>> Begin
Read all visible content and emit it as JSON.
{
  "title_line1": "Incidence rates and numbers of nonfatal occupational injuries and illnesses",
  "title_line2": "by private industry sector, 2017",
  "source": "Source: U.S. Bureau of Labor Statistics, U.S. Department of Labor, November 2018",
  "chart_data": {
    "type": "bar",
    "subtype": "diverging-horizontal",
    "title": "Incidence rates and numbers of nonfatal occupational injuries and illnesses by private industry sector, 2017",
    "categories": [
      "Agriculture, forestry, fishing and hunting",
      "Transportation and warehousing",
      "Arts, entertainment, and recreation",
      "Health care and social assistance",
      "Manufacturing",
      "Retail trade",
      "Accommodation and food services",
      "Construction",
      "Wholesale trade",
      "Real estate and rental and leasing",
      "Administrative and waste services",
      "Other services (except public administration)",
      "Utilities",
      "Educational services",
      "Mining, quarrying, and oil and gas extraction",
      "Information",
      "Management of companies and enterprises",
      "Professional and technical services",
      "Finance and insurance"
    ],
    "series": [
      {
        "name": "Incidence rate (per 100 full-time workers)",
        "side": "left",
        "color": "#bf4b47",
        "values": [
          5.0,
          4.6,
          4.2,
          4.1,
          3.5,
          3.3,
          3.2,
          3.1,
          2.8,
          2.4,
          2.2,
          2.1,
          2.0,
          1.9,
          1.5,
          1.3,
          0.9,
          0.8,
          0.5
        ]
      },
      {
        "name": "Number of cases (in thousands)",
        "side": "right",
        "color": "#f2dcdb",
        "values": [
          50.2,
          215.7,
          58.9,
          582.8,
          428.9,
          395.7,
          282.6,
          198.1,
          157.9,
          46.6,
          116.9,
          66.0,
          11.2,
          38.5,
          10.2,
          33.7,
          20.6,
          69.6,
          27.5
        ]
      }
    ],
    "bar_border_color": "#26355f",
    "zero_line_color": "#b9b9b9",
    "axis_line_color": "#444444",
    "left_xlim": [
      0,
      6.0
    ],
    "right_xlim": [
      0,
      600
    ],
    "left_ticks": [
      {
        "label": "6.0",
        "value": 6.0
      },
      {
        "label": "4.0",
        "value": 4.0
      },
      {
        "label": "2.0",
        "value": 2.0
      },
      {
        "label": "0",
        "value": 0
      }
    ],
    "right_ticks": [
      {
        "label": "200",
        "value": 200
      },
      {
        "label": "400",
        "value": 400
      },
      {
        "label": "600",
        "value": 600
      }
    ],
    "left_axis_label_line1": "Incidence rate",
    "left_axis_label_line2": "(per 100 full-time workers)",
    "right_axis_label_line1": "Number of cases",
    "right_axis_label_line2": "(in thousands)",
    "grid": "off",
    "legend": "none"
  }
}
>> End
* Objective: Find every line that has "injuries" in it, then return those lines.

* The response:
  "title_line1": "Incidence rates and numbers of nonfatal occupational injuries and illnesses",
    "title": "Incidence rates and numbers of nonfatal occupational injuries and illnesses by private industry sector, 2017",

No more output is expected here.